─── DATASET
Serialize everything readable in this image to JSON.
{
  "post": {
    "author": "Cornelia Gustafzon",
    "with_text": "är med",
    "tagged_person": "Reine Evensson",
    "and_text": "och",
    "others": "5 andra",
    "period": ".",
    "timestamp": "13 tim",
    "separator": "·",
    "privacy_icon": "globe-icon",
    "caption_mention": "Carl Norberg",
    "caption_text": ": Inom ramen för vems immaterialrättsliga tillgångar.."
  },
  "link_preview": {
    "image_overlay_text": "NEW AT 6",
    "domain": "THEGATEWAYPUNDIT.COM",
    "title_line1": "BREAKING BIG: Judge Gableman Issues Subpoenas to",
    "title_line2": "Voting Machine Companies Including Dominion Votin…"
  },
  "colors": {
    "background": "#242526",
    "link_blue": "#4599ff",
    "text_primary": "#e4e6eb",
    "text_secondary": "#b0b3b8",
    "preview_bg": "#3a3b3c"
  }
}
──────
## PROBLEM DESCRIPTION
Transcribe all the entries, keeping each one exactly as it is.

## SOLUTION FOR THIS PROBLEM
Serialize everything readable in this image to JSON.
{
  "post": {
    "author": "Cornelia Gustafzon",
    "with_text": "är med",
    "tagged_person": "Reine Evensson",
    "and_text": "och",
    "others": "5 andra",
    "period": ".",
    "timestamp": "13 tim",
    "separator": "·",
    "privacy_icon": "globe-icon",
    "caption_mention": "Carl Norberg",
    "caption_text": ": Inom ramen för vems immaterialrättsliga tillgångar.."
  },
  "link_preview": {
    "image_overlay_text": "NEW AT 6",
    "domain": "THEGATEWAYPUNDIT.COM",
    "title_line1": "BREAKING BIG: Judge Gableman Issues Subpoenas to",
    "title_line2": "Voting Machine Companies Including Dominion Votin…"
  },
  "colors": {
    "background": "#242526",
    "link_blue": "#4599ff",
    "text_primary": "#e4e6eb",
    "text_secondary": "#b0b3b8",
    "preview_bg": "#3a3b3c"
  }
}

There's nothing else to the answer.